EXERCISE MATERIAL:
-- Start --
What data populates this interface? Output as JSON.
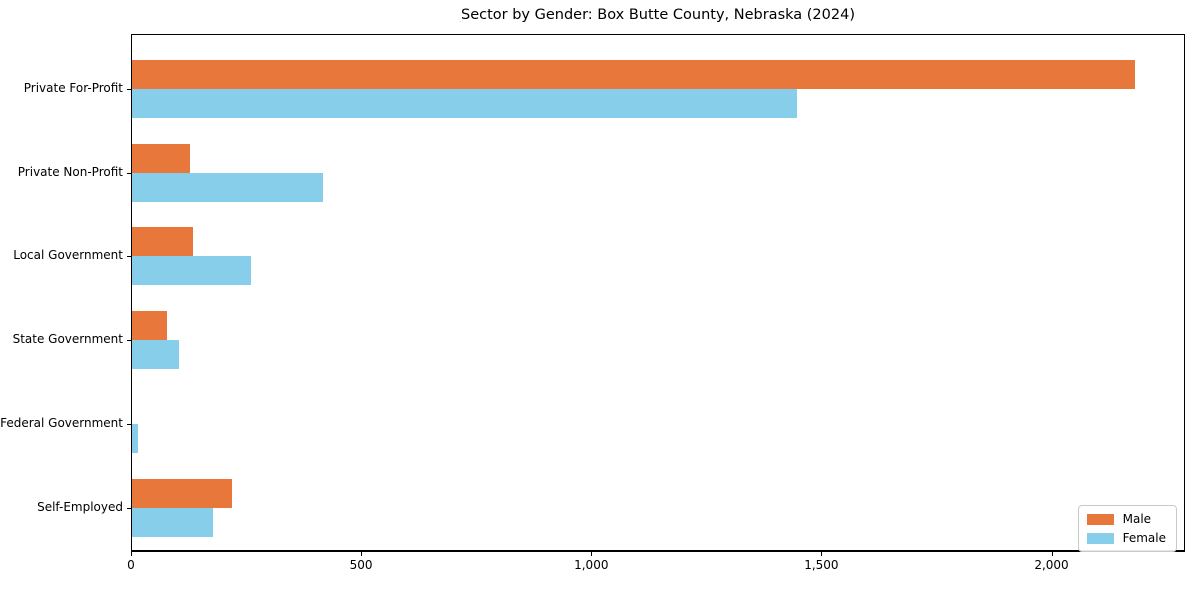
{
  "chart_data": {
    "type": "bar",
    "orientation": "horizontal",
    "title": "Sector by Gender: Box Butte County, Nebraska (2024)",
    "xlabel": "",
    "ylabel": "",
    "categories": [
      "Private For-Profit",
      "Private Non-Profit",
      "Local Government",
      "State Government",
      "Federal Government",
      "Self-Employed"
    ],
    "series": [
      {
        "name": "Male",
        "color": "#e8773b",
        "values": [
          2180,
          125,
          132,
          75,
          0,
          217
        ]
      },
      {
        "name": "Female",
        "color": "#87ceeb",
        "values": [
          1445,
          415,
          258,
          103,
          13,
          176
        ]
      }
    ],
    "xlim": [
      0,
      2290
    ],
    "x_ticks": [
      0,
      500,
      1000,
      1500,
      2000
    ],
    "x_tick_labels": [
      "0",
      "500",
      "1,000",
      "1,500",
      "2,000"
    ],
    "grid": false,
    "legend_position": "lower right",
    "legend_entries": [
      "Male",
      "Female"
    ],
    "colors": {
      "male": "#e8773b",
      "female": "#87ceeb",
      "text": "#000000",
      "spine": "#000000",
      "legend_border": "#c9c9c9"
    }
  }
}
-- End --
TASK DIRECTIONS:
Quote the preceding records in their entirety, excluding every picture.

IN RESPONSE:
What data populates this interface? Output as JSON.
{
  "chart_data": {
    "type": "bar",
    "orientation": "horizontal",
    "title": "Sector by Gender: Box Butte County, Nebraska (2024)",
    "xlabel": "",
    "ylabel": "",
    "categories": [
      "Private For-Profit",
      "Private Non-Profit",
      "Local Government",
      "State Government",
      "Federal Government",
      "Self-Employed"
    ],
    "series": [
      {
        "name": "Male",
        "color": "#e8773b",
        "values": [
          2180,
          125,
          132,
          75,
          0,
          217
        ]
      },
      {
        "name": "Female",
        "color": "#87ceeb",
        "values": [
          1445,
          415,
          258,
          103,
          13,
          176
        ]
      }
    ],
    "xlim": [
      0,
      2290
    ],
    "x_ticks": [
      0,
      500,
      1000,
      1500,
      2000
    ],
    "x_tick_labels": [
      "0",
      "500",
      "1,000",
      "1,500",
      "2,000"
    ],
    "grid": false,
    "legend_position": "lower right",
    "legend_entries": [
      "Male",
      "Female"
    ],
    "colors": {
      "male": "#e8773b",
      "female": "#87ceeb",
      "text": "#000000",
      "spine": "#000000",
      "legend_border": "#c9c9c9"
    }
  }
}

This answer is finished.